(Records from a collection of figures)
= = = = = = =
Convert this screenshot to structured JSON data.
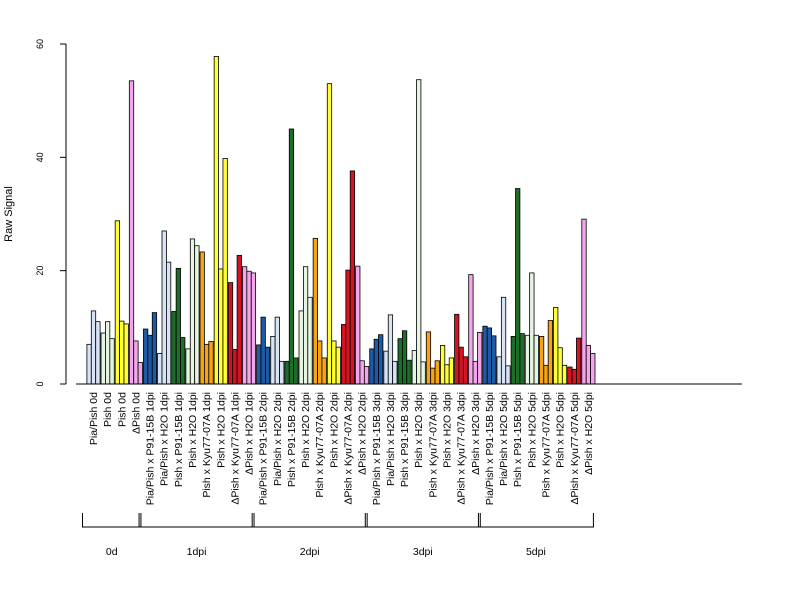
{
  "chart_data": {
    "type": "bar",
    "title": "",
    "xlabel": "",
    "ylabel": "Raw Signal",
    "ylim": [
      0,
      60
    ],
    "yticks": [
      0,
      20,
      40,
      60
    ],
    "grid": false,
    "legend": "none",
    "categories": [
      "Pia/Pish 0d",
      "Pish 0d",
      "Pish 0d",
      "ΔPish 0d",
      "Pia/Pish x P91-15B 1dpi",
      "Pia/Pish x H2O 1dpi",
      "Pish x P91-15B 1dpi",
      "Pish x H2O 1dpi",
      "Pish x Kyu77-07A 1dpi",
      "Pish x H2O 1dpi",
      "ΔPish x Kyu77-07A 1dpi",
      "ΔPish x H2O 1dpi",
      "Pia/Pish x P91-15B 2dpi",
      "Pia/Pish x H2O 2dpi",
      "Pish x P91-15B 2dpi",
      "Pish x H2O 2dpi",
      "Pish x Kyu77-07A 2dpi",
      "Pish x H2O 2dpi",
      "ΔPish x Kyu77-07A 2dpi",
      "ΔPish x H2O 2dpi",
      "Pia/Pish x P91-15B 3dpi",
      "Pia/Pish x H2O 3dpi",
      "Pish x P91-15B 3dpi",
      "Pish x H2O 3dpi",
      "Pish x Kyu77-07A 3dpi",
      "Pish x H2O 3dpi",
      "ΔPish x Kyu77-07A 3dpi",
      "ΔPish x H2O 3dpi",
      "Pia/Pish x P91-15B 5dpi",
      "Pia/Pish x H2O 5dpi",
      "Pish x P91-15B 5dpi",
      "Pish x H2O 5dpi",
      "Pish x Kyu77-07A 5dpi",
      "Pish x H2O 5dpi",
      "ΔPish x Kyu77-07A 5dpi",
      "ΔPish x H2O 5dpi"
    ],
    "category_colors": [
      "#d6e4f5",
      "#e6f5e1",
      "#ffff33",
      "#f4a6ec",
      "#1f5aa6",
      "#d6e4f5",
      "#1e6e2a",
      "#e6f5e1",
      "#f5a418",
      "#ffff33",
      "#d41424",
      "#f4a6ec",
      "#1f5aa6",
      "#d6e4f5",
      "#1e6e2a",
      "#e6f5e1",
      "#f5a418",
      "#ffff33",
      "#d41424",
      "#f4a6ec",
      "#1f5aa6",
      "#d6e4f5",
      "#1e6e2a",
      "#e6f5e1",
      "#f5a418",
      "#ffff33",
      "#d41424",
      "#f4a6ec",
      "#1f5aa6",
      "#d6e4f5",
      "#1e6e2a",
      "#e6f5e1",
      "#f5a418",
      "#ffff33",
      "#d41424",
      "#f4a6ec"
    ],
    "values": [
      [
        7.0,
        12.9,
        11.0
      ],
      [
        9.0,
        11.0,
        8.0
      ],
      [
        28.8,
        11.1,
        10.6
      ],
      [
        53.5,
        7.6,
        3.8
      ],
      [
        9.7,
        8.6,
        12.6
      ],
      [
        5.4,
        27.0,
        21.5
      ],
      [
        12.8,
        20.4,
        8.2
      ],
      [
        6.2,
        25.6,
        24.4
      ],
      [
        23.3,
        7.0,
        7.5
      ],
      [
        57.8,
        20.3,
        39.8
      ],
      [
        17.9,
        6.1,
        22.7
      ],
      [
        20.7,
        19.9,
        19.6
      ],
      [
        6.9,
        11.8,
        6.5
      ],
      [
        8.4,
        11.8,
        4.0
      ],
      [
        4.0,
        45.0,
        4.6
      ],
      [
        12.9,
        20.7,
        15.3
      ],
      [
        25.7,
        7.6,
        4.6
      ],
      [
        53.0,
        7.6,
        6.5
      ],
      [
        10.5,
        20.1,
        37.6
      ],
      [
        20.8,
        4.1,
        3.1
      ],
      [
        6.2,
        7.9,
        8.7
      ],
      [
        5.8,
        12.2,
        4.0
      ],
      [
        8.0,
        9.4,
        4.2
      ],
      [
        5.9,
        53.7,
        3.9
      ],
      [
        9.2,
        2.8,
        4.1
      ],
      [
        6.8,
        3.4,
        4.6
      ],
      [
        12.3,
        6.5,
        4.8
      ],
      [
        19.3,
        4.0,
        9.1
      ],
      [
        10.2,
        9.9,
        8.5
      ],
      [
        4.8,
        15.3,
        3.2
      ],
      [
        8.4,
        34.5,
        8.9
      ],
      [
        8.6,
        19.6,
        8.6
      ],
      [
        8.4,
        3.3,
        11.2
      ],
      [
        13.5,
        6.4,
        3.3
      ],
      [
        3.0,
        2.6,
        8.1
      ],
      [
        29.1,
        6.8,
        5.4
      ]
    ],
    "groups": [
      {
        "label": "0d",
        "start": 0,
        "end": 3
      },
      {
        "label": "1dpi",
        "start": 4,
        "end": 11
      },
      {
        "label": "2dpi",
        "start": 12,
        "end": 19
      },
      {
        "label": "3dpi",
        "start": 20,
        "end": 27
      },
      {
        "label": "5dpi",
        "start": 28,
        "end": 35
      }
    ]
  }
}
= = = = = = =
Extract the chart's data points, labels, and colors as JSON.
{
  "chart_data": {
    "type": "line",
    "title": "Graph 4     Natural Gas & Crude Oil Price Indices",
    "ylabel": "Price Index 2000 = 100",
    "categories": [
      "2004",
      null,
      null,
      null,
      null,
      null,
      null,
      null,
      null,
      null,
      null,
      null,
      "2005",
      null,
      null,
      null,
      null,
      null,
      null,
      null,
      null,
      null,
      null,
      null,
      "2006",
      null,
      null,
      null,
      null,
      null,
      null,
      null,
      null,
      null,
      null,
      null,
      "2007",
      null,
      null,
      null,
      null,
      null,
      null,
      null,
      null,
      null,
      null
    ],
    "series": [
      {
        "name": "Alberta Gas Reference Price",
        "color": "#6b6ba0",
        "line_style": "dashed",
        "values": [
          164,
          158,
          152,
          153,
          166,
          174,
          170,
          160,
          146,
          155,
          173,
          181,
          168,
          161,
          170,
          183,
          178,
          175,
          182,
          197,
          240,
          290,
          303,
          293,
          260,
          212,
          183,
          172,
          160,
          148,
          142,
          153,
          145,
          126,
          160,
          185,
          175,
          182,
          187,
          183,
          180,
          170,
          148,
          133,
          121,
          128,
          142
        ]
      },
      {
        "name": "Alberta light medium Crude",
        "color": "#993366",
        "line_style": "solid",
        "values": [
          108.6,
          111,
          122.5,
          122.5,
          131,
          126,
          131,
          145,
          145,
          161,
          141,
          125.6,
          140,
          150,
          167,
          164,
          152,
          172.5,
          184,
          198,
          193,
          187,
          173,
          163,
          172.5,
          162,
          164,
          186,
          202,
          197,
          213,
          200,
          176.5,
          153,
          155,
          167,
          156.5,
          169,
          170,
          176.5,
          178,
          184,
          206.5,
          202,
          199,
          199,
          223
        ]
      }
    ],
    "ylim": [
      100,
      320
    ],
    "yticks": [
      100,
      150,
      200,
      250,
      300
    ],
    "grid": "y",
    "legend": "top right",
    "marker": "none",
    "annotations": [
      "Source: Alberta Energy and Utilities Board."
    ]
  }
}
= = = = = = =
=== Task description ===
Pick out the lines above containing the word "Crude", then copy them.

=== Finished exercise ===
    "title": "Graph 4     Natural Gas & Crude Oil Price Indices",
        "name": "Alberta light medium Crude",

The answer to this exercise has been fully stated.